Saved entries
/---

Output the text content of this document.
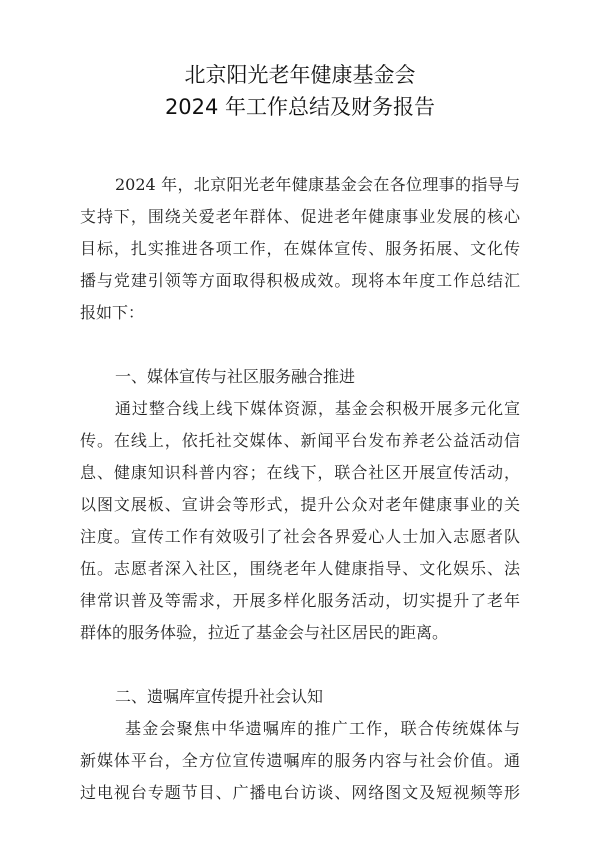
北京阳光老年健康基金会
2024 年工作总结及财务报告
2024 年，北京阳光老年健康基金会在各位理事的指导与
支持下，围绕关爱老年群体、促进老年健康事业发展的核心
目标，扎实推进各项工作，在媒体宣传、服务拓展、文化传
播与党建引领等方面取得积极成效。现将本年度工作总结汇
报如下：
一、媒体宣传与社区服务融合推进
通过整合线上线下媒体资源，基金会积极开展多元化宣
传。在线上，依托社交媒体、新闻平台发布养老公益活动信
息、健康知识科普内容；在线下，联合社区开展宣传活动，
以图文展板、宣讲会等形式，提升公众对老年健康事业的关
注度。宣传工作有效吸引了社会各界爱心人士加入志愿者队
伍。志愿者深入社区，围绕老年人健康指导、文化娱乐、法
律常识普及等需求，开展多样化服务活动，切实提升了老年
群体的服务体验，拉近了基金会与社区居民的距离。
二、遗嘱库宣传提升社会认知
基金会聚焦中华遗嘱库的推广工作，联合传统媒体与
新媒体平台，全方位宣传遗嘱库的服务内容与社会价值。通
过电视台专题节目、广播电台访谈、网络图文及短视频等形
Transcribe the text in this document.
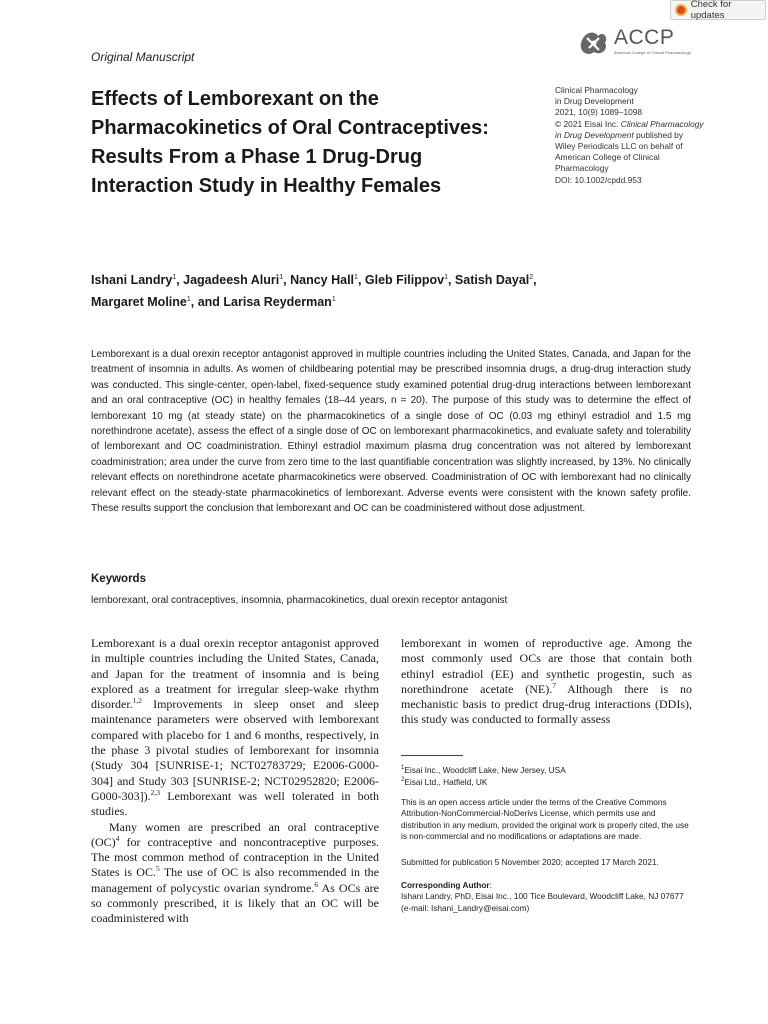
Check for updates
Original Manuscript
ACCP
American College of Clinical Pharmacology
Effects of Lemborexant on the Pharmacokinetics of Oral Contraceptives: Results From a Phase 1 Drug-Drug Interaction Study in Healthy Females
Clinical Pharmacology
in Drug Development
2021, 10(9) 1089–1098
© 2021 Eisai Inc. Clinical Pharmacology in Drug Development published by Wiley Periodicals LLC on behalf of American College of Clinical Pharmacology
DOI: 10.1002/cpdd.953
Ishani Landry$^1$, Jagadeesh Aluri$^1$, Nancy Hall$^1$, Gleb Filippov$^1$, Satish Dayal$^2$,
Margaret Moline$^1$, and Larisa Reyderman$^1$
Lemborexant is a dual orexin receptor antagonist approved in multiple countries including the United States, Canada, and Japan for the treatment of insomnia in adults. As women of childbearing potential may be prescribed insomnia drugs, a drug-drug interaction study was conducted. This single-center, open-label, fixed-sequence study examined potential drug-drug interactions between lemborexant and an oral contraceptive (OC) in healthy females (18–44 years, n = 20). The purpose of this study was to determine the effect of lemborexant 10 mg (at steady state) on the pharmacokinetics of a single dose of OC (0.03 mg ethinyl estradiol and 1.5 mg norethindrone acetate), assess the effect of a single dose of OC on lemborexant pharmacokinetics, and evaluate safety and tolerability of lemborexant and OC coadministration. Ethinyl estradiol maximum plasma drug concentration was not altered by lemborexant coadministration; area under the curve from zero time to the last quantifiable concentration was slightly increased, by 13%. No clinically relevant effects on norethindrone acetate pharmacokinetics were observed. Coadministration of OC with lemborexant had no clinically relevant effect on the steady-state pharmacokinetics of lemborexant. Adverse events were consistent with the known safety profile. These results support the conclusion that lemborexant and OC can be coadministered without dose adjustment.
Keywords
lemborexant, oral contraceptives, insomnia, pharmacokinetics, dual orexin receptor antagonist

Lemborexant is a dual orexin receptor antagonist approved in multiple countries including the United States, Canada, and Japan for the treatment of insomnia and is being explored as a treatment for irregular sleep-wake rhythm disorder.$^{1,2}$ Improvements in sleep onset and sleep maintenance parameters were observed with lemborexant compared with placebo for 1 and 6 months, respectively, in the phase 3 pivotal studies of lemborexant for insomnia (Study 304 [SUNRISE-1; NCT02783729; E2006-G000-304] and Study 303 [SUNRISE-2; NCT02952820; E2006-G000-303]).$^{2,3}$ Lemborexant was well tolerated in both studies.

Many women are prescribed an oral contraceptive (OC)$^4$ for contraceptive and noncontraceptive purposes. The most common method of contraception in the United States is OC.$^5$ The use of OC is also recommended in the management of polycystic ovarian syndrome.$^6$ As OCs are so commonly prescribed, it is likely that an OC will be coadministered with

lemborexant in women of reproductive age. Among the most commonly used OCs are those that contain both ethinyl estradiol (EE) and synthetic progestin, such as norethindrone acetate (NE).$^7$ Although there is no mechanistic basis to predict drug-drug interactions (DDIs), this study was conducted to formally assess

$^1$Eisai Inc., Woodcliff Lake, New Jersey, USA
$^2$Eisai Ltd., Hatfield, UK
This is an open access article under the terms of the Creative Commons Attribution-NonCommercial-NoDerivs License, which permits use and distribution in any medium, provided the original work is properly cited, the use is non-commercial and no modifications or adaptations are made.
Submitted for publication 5 November 2020; accepted 17 March 2021.
Corresponding Author:
Ishani Landry, PhD, Eisai Inc., 100 Tice Boulevard, Woodcliff Lake, NJ 07677
(e-mail: Ishani_Landry@eisai.com)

\---

**Exercise task:** Every record above should be transcribed exactly; the pictures stay out of the copy.

**Output of the task:**
Output the text content of this document.
北京阳光老年健康基金会
2024 年工作总结及财务报告
2024 年，北京阳光老年健康基金会在各位理事的指导与
支持下，围绕关爱老年群体、促进老年健康事业发展的核心
目标，扎实推进各项工作，在媒体宣传、服务拓展、文化传
播与党建引领等方面取得积极成效。现将本年度工作总结汇
报如下：
一、媒体宣传与社区服务融合推进
通过整合线上线下媒体资源，基金会积极开展多元化宣
传。在线上，依托社交媒体、新闻平台发布养老公益活动信
息、健康知识科普内容；在线下，联合社区开展宣传活动，
以图文展板、宣讲会等形式，提升公众对老年健康事业的关
注度。宣传工作有效吸引了社会各界爱心人士加入志愿者队
伍。志愿者深入社区，围绕老年人健康指导、文化娱乐、法
律常识普及等需求，开展多样化服务活动，切实提升了老年
群体的服务体验，拉近了基金会与社区居民的距离。
二、遗嘱库宣传提升社会认知
基金会聚焦中华遗嘱库的推广工作，联合传统媒体与
新媒体平台，全方位宣传遗嘱库的服务内容与社会价值。通
过电视台专题节目、广播电台访谈、网络图文及短视频等形
Transcribe the text in this document.
Check for updates
Original Manuscript
ACCP
American College of Clinical Pharmacology
Effects of Lemborexant on the Pharmacokinetics of Oral Contraceptives: Results From a Phase 1 Drug-Drug Interaction Study in Healthy Females
Clinical Pharmacology
in Drug Development
2021, 10(9) 1089–1098
© 2021 Eisai Inc. Clinical Pharmacology in Drug Development published by Wiley Periodicals LLC on behalf of American College of Clinical Pharmacology
DOI: 10.1002/cpdd.953
Ishani Landry$^1$, Jagadeesh Aluri$^1$, Nancy Hall$^1$, Gleb Filippov$^1$, Satish Dayal$^2$,
Margaret Moline$^1$, and Larisa Reyderman$^1$
Lemborexant is a dual orexin receptor antagonist approved in multiple countries including the United States, Canada, and Japan for the treatment of insomnia in adults. As women of childbearing potential may be prescribed insomnia drugs, a drug-drug interaction study was conducted. This single-center, open-label, fixed-sequence study examined potential drug-drug interactions between lemborexant and an oral contraceptive (OC) in healthy females (18–44 years, n = 20). The purpose of this study was to determine the effect of lemborexant 10 mg (at steady state) on the pharmacokinetics of a single dose of OC (0.03 mg ethinyl estradiol and 1.5 mg norethindrone acetate), assess the effect of a single dose of OC on lemborexant pharmacokinetics, and evaluate safety and tolerability of lemborexant and OC coadministration. Ethinyl estradiol maximum plasma drug concentration was not altered by lemborexant coadministration; area under the curve from zero time to the last quantifiable concentration was slightly increased, by 13%. No clinically relevant effects on norethindrone acetate pharmacokinetics were observed. Coadministration of OC with lemborexant had no clinically relevant effect on the steady-state pharmacokinetics of lemborexant. Adverse events were consistent with the known safety profile. These results support the conclusion that lemborexant and OC can be coadministered without dose adjustment.
Keywords
lemborexant, oral contraceptives, insomnia, pharmacokinetics, dual orexin receptor antagonist

Lemborexant is a dual orexin receptor antagonist approved in multiple countries including the United States, Canada, and Japan for the treatment of insomnia and is being explored as a treatment for irregular sleep-wake rhythm disorder.$^{1,2}$ Improvements in sleep onset and sleep maintenance parameters were observed with lemborexant compared with placebo for 1 and 6 months, respectively, in the phase 3 pivotal studies of lemborexant for insomnia (Study 304 [SUNRISE-1; NCT02783729; E2006-G000-304] and Study 303 [SUNRISE-2; NCT02952820; E2006-G000-303]).$^{2,3}$ Lemborexant was well tolerated in both studies.

Many women are prescribed an oral contraceptive (OC)$^4$ for contraceptive and noncontraceptive purposes. The most common method of contraception in the United States is OC.$^5$ The use of OC is also recommended in the management of polycystic ovarian syndrome.$^6$ As OCs are so commonly prescribed, it is likely that an OC will be coadministered with

lemborexant in women of reproductive age. Among the most commonly used OCs are those that contain both ethinyl estradiol (EE) and synthetic progestin, such as norethindrone acetate (NE).$^7$ Although there is no mechanistic basis to predict drug-drug interactions (DDIs), this study was conducted to formally assess

$^1$Eisai Inc., Woodcliff Lake, New Jersey, USA
$^2$Eisai Ltd., Hatfield, UK
This is an open access article under the terms of the Creative Commons Attribution-NonCommercial-NoDerivs License, which permits use and distribution in any medium, provided the original work is properly cited, the use is non-commercial and no modifications or adaptations are made.
Submitted for publication 5 November 2020; accepted 17 March 2021.
Corresponding Author:
Ishani Landry, PhD, Eisai Inc., 100 Tice Boulevard, Woodcliff Lake, NJ 07677
(e-mail: Ishani_Landry@eisai.com)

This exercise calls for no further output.